*EXERCISE REQUIREMENTS*. Repeat the material in full. Keep every line exactly as it is.

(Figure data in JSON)
■ ■ ■ ■ ■ ■ ■

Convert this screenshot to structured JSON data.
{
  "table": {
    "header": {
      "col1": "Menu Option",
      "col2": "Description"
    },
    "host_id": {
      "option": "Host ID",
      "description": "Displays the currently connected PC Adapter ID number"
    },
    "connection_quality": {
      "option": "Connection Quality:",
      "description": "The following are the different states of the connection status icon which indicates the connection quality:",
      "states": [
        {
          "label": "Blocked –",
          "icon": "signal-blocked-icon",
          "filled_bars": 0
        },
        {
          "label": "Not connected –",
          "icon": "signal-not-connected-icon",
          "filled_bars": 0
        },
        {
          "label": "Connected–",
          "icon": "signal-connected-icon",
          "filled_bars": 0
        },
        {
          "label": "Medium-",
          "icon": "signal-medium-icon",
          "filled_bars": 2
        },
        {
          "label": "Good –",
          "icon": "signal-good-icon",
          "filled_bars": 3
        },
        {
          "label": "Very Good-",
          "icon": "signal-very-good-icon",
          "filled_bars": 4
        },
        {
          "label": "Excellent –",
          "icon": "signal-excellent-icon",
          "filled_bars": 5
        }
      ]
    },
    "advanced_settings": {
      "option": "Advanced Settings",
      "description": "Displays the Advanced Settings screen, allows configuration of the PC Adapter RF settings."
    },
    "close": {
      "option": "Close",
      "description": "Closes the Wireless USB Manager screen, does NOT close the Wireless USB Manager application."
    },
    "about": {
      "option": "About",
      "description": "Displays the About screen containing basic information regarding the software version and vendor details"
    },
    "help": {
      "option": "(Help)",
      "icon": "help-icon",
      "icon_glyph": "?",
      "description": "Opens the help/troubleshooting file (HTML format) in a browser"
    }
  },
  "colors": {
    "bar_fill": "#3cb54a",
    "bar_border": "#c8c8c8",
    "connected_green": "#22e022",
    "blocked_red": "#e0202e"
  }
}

■ ■ ■ ■ ■ ■ ■

*RESULT OF THE TASK*.
Convert this screenshot to structured JSON data.
{
  "table": {
    "header": {
      "col1": "Menu Option",
      "col2": "Description"
    },
    "host_id": {
      "option": "Host ID",
      "description": "Displays the currently connected PC Adapter ID number"
    },
    "connection_quality": {
      "option": "Connection Quality:",
      "description": "The following are the different states of the connection status icon which indicates the connection quality:",
      "states": [
        {
          "label": "Blocked –",
          "icon": "signal-blocked-icon",
          "filled_bars": 0
        },
        {
          "label": "Not connected –",
          "icon": "signal-not-connected-icon",
          "filled_bars": 0
        },
        {
          "label": "Connected–",
          "icon": "signal-connected-icon",
          "filled_bars": 0
        },
        {
          "label": "Medium-",
          "icon": "signal-medium-icon",
          "filled_bars": 2
        },
        {
          "label": "Good –",
          "icon": "signal-good-icon",
          "filled_bars": 3
        },
        {
          "label": "Very Good-",
          "icon": "signal-very-good-icon",
          "filled_bars": 4
        },
        {
          "label": "Excellent –",
          "icon": "signal-excellent-icon",
          "filled_bars": 5
        }
      ]
    },
    "advanced_settings": {
      "option": "Advanced Settings",
      "description": "Displays the Advanced Settings screen, allows configuration of the PC Adapter RF settings."
    },
    "close": {
      "option": "Close",
      "description": "Closes the Wireless USB Manager screen, does NOT close the Wireless USB Manager application."
    },
    "about": {
      "option": "About",
      "description": "Displays the About screen containing basic information regarding the software version and vendor details"
    },
    "help": {
      "option": "(Help)",
      "icon": "help-icon",
      "icon_glyph": "?",
      "description": "Opens the help/troubleshooting file (HTML format) in a browser"
    }
  },
  "colors": {
    "bar_fill": "#3cb54a",
    "bar_border": "#c8c8c8",
    "connected_green": "#22e022",
    "blocked_red": "#e0202e"
  }
}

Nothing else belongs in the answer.